WHAT TO DO: Of all the lines in the records below, how many hold the word "source"? Give the number alone.

DATA LISTING:
────────────────────

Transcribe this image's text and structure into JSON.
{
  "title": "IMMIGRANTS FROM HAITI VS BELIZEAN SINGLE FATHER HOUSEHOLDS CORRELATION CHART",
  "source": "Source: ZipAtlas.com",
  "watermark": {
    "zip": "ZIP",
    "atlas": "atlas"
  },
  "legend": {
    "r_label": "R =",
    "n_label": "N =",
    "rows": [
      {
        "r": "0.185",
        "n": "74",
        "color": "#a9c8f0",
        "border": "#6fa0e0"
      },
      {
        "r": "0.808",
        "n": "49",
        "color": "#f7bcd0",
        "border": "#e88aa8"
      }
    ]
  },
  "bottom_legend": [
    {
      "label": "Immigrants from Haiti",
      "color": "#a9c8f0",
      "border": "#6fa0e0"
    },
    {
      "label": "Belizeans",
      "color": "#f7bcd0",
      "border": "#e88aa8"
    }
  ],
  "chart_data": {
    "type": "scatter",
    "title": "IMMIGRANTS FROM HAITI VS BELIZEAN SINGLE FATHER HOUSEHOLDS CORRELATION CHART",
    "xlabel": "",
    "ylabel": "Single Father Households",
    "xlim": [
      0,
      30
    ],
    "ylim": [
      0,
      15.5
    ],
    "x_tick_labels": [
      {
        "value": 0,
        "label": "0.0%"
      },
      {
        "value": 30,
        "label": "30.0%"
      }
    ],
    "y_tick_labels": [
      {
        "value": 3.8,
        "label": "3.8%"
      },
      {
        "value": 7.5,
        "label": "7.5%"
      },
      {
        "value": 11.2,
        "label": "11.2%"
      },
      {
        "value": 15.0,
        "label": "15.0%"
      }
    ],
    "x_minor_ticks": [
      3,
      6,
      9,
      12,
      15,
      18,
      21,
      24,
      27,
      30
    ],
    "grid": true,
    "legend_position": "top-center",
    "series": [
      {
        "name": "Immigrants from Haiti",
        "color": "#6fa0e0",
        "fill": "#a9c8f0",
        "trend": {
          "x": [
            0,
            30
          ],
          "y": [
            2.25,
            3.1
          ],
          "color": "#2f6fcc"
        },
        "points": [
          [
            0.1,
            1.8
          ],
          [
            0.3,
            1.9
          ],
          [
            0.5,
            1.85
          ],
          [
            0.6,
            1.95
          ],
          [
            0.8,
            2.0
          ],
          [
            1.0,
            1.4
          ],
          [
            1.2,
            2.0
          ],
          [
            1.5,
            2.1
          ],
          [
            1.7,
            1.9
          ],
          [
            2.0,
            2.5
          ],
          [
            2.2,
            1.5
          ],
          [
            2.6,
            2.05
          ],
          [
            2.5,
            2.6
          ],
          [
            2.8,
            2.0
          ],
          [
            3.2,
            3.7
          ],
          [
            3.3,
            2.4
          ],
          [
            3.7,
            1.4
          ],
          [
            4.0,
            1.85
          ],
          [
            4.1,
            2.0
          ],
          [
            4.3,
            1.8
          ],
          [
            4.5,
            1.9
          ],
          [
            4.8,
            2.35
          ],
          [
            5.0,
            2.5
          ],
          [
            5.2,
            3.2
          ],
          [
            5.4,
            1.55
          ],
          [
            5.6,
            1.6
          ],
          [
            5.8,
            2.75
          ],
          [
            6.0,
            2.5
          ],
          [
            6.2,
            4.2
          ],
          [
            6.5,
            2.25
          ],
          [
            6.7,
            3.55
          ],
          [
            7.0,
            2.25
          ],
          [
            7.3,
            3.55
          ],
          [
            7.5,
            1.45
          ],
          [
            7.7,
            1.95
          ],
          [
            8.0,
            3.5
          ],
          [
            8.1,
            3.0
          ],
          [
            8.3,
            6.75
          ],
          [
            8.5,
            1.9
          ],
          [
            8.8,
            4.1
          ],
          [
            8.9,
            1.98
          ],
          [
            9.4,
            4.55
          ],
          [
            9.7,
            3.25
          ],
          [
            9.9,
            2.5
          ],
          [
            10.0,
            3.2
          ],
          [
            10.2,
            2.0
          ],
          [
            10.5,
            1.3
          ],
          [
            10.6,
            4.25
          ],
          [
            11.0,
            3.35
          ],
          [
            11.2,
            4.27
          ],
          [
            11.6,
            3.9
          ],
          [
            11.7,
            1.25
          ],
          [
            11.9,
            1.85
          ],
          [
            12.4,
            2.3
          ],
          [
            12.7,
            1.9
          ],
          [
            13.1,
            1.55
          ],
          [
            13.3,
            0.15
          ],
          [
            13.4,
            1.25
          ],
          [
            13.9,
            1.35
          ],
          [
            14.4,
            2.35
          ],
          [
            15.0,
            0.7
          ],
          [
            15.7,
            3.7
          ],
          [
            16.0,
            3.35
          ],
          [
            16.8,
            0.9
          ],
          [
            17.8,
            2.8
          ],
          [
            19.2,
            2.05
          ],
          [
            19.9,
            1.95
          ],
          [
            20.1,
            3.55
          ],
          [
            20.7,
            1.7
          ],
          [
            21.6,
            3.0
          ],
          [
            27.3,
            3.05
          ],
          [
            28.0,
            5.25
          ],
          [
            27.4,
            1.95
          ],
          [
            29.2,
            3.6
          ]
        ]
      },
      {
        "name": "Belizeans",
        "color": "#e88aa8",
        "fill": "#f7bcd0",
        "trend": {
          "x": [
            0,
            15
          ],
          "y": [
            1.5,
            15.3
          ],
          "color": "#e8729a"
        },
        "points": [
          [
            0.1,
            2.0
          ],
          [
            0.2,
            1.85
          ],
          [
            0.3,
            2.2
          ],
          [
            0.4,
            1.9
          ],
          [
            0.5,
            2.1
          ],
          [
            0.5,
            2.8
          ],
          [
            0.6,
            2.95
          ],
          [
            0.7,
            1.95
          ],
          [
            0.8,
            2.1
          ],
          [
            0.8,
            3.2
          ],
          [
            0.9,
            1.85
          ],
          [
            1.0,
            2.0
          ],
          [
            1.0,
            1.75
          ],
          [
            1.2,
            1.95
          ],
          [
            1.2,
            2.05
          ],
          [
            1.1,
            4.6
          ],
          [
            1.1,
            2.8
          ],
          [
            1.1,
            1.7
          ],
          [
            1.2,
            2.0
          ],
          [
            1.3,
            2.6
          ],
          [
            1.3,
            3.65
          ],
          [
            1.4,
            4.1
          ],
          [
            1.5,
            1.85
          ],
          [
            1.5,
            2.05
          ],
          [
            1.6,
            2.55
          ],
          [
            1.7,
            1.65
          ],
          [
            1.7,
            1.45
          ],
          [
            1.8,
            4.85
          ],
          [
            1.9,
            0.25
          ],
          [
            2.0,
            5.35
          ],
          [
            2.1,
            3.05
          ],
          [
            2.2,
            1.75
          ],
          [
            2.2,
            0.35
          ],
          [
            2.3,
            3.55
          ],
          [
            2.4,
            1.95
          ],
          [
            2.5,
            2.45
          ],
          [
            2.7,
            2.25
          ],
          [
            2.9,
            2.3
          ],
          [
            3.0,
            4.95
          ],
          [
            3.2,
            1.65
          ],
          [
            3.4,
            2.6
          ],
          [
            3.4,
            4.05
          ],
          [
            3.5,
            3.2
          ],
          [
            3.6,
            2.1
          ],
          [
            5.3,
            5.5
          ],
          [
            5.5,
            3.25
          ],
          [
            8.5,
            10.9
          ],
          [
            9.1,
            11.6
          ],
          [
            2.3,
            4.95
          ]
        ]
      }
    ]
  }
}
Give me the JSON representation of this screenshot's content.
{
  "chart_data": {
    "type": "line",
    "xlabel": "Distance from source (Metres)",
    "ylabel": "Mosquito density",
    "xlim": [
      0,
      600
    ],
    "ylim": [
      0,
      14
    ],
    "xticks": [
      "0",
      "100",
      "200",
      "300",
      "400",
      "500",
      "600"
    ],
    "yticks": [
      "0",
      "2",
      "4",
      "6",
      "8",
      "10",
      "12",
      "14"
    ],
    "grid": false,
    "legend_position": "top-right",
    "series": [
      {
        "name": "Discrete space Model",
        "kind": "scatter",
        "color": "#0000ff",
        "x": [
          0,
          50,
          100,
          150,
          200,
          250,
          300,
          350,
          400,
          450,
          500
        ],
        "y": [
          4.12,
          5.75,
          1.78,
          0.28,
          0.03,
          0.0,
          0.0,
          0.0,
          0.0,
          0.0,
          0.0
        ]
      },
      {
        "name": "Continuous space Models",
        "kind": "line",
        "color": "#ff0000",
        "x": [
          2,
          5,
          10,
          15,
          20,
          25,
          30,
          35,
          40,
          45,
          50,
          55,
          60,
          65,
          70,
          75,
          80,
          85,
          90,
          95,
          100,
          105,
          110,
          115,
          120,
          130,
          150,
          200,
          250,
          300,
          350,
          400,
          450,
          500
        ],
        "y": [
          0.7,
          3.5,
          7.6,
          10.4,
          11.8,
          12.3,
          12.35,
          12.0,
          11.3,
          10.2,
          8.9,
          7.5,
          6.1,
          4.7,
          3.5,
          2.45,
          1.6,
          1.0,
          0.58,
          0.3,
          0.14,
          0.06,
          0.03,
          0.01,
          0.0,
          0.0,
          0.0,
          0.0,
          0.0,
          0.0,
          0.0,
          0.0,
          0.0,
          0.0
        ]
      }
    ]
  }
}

────────────────────

REPLY: 2